Exercise directions — Locate the string "Density" throughout the material and copy every line in which it occurs.

* Begin Given data *

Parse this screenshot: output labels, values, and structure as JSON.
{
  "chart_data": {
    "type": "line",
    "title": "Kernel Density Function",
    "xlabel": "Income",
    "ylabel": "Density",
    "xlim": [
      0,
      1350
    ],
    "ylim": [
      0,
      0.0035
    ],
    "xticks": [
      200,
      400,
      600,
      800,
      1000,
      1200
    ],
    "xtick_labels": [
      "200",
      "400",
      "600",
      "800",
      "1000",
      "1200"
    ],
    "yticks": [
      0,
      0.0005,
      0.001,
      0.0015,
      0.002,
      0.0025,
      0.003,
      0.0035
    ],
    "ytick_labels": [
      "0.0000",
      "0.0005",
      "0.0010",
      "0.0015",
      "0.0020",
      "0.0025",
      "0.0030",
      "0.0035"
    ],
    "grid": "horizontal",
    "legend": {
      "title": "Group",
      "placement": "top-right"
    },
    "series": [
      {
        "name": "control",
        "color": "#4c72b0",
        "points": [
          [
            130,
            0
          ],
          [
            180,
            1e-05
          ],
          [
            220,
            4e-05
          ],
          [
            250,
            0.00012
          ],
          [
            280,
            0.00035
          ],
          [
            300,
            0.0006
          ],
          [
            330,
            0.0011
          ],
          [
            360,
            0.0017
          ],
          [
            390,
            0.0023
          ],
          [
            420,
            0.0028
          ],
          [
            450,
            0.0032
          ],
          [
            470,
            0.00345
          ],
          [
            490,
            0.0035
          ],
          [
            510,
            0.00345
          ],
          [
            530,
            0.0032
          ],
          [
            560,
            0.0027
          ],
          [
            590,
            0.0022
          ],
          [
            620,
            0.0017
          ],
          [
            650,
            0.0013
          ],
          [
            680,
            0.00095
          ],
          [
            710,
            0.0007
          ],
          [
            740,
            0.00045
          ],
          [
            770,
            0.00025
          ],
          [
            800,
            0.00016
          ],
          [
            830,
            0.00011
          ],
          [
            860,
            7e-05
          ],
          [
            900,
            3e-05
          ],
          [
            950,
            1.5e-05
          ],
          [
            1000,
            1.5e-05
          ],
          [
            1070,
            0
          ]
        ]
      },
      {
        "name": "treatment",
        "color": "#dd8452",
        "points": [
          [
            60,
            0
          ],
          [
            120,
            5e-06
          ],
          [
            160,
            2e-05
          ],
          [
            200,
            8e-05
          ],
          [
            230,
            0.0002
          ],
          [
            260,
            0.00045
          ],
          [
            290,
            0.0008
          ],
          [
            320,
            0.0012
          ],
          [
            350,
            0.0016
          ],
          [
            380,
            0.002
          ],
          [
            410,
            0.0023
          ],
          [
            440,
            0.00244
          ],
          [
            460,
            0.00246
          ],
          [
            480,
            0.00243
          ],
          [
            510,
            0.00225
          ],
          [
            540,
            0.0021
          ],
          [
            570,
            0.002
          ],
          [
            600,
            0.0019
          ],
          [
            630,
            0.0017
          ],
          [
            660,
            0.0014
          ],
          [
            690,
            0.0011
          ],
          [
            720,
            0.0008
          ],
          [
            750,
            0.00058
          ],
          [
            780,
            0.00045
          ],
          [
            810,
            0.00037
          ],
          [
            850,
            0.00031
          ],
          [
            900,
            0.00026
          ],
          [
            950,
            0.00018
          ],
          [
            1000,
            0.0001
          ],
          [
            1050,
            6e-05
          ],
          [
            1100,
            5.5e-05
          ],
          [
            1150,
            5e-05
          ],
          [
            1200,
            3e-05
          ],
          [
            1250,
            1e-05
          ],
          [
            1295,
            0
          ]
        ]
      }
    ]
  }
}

* End Given data *

Written solution —
    "title": "Kernel Density Function",
    "ylabel": "Density",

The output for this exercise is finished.